Recorded data
= = =
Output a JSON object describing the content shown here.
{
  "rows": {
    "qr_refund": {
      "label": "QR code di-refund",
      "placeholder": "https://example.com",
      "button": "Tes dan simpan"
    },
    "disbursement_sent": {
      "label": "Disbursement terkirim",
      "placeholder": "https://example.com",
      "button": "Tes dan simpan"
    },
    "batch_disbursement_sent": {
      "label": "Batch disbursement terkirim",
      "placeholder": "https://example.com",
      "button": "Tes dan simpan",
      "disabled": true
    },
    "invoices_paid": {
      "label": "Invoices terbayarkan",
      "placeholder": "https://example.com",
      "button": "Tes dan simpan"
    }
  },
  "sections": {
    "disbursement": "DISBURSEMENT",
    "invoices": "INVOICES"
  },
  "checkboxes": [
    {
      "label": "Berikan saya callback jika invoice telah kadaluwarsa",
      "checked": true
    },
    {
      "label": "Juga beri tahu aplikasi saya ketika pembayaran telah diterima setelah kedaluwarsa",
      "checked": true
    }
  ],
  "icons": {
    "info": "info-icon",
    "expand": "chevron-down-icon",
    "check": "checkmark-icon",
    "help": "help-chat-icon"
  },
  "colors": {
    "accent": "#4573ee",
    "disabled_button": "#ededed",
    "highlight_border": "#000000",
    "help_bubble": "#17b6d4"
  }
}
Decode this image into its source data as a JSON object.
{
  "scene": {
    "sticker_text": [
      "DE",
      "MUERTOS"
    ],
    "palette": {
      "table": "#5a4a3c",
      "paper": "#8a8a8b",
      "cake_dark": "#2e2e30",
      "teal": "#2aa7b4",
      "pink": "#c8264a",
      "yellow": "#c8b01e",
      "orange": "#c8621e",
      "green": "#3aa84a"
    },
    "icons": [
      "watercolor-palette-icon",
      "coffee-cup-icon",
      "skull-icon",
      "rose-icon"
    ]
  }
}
= = =
§ DO THIS
Write out the lines above, starting at the line that contains "Decode this image" and ending with the final line, and nothing else; copy them exactly.

§ COMPLETE ANSWER
Decode this image into its source data as a JSON object.
{
  "scene": {
    "sticker_text": [
      "DE",
      "MUERTOS"
    ],
    "palette": {
      "table": "#5a4a3c",
      "paper": "#8a8a8b",
      "cake_dark": "#2e2e30",
      "teal": "#2aa7b4",
      "pink": "#c8264a",
      "yellow": "#c8b01e",
      "orange": "#c8621e",
      "green": "#3aa84a"
    },
    "icons": [
      "watercolor-palette-icon",
      "coffee-cup-icon",
      "skull-icon",
      "rose-icon"
    ]
  }
}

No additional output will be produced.